Records from a dataset:
+ + +

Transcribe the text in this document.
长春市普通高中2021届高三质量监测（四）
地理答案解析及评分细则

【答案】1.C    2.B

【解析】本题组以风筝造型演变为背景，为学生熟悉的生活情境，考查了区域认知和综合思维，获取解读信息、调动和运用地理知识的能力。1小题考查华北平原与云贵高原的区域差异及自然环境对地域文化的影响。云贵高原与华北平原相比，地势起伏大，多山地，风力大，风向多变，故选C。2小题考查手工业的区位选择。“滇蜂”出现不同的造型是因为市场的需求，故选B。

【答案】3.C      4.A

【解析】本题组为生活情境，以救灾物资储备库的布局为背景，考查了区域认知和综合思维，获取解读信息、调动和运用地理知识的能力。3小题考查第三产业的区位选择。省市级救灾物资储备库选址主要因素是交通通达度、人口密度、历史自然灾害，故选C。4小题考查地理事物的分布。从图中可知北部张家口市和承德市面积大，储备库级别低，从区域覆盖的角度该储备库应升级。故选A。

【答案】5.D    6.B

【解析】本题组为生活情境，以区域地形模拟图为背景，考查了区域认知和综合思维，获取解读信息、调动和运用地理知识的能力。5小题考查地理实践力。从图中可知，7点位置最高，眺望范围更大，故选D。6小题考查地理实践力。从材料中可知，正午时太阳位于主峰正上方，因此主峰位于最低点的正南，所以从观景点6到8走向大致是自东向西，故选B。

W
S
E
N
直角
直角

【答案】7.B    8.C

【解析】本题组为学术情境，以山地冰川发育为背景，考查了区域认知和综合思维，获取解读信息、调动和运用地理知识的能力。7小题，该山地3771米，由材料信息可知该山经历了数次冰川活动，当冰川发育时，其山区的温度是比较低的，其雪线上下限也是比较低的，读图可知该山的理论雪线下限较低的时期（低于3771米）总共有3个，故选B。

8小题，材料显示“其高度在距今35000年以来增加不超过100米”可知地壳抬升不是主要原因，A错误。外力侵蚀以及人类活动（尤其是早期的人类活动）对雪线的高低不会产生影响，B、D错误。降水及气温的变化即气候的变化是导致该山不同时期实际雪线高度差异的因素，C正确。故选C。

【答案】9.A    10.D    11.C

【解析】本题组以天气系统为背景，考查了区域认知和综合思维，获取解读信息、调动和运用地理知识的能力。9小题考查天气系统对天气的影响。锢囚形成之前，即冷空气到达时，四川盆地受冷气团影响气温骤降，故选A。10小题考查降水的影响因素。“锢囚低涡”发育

+ + +

What is being asked: All of the material above needs to be copied exactly.

Completed exercise:
Transcribe the text in this document.
长春市普通高中2021届高三质量监测（四）
地理答案解析及评分细则

【答案】1.C    2.B

【解析】本题组以风筝造型演变为背景，为学生熟悉的生活情境，考查了区域认知和综合思维，获取解读信息、调动和运用地理知识的能力。1小题考查华北平原与云贵高原的区域差异及自然环境对地域文化的影响。云贵高原与华北平原相比，地势起伏大，多山地，风力大，风向多变，故选C。2小题考查手工业的区位选择。“滇蜂”出现不同的造型是因为市场的需求，故选B。

【答案】3.C      4.A

【解析】本题组为生活情境，以救灾物资储备库的布局为背景，考查了区域认知和综合思维，获取解读信息、调动和运用地理知识的能力。3小题考查第三产业的区位选择。省市级救灾物资储备库选址主要因素是交通通达度、人口密度、历史自然灾害，故选C。4小题考查地理事物的分布。从图中可知北部张家口市和承德市面积大，储备库级别低，从区域覆盖的角度该储备库应升级。故选A。

【答案】5.D    6.B

【解析】本题组为生活情境，以区域地形模拟图为背景，考查了区域认知和综合思维，获取解读信息、调动和运用地理知识的能力。5小题考查地理实践力。从图中可知，7点位置最高，眺望范围更大，故选D。6小题考查地理实践力。从材料中可知，正午时太阳位于主峰正上方，因此主峰位于最低点的正南，所以从观景点6到8走向大致是自东向西，故选B。

W
S
E
N
直角
直角

【答案】7.B    8.C

【解析】本题组为学术情境，以山地冰川发育为背景，考查了区域认知和综合思维，获取解读信息、调动和运用地理知识的能力。7小题，该山地3771米，由材料信息可知该山经历了数次冰川活动，当冰川发育时，其山区的温度是比较低的，其雪线上下限也是比较低的，读图可知该山的理论雪线下限较低的时期（低于3771米）总共有3个，故选B。

8小题，材料显示“其高度在距今35000年以来增加不超过100米”可知地壳抬升不是主要原因，A错误。外力侵蚀以及人类活动（尤其是早期的人类活动）对雪线的高低不会产生影响，B、D错误。降水及气温的变化即气候的变化是导致该山不同时期实际雪线高度差异的因素，C正确。故选C。

【答案】9.A    10.D    11.C

【解析】本题组以天气系统为背景，考查了区域认知和综合思维，获取解读信息、调动和运用地理知识的能力。9小题考查天气系统对天气的影响。锢囚形成之前，即冷空气到达时，四川盆地受冷气团影响气温骤降，故选A。10小题考查降水的影响因素。“锢囚低涡”发育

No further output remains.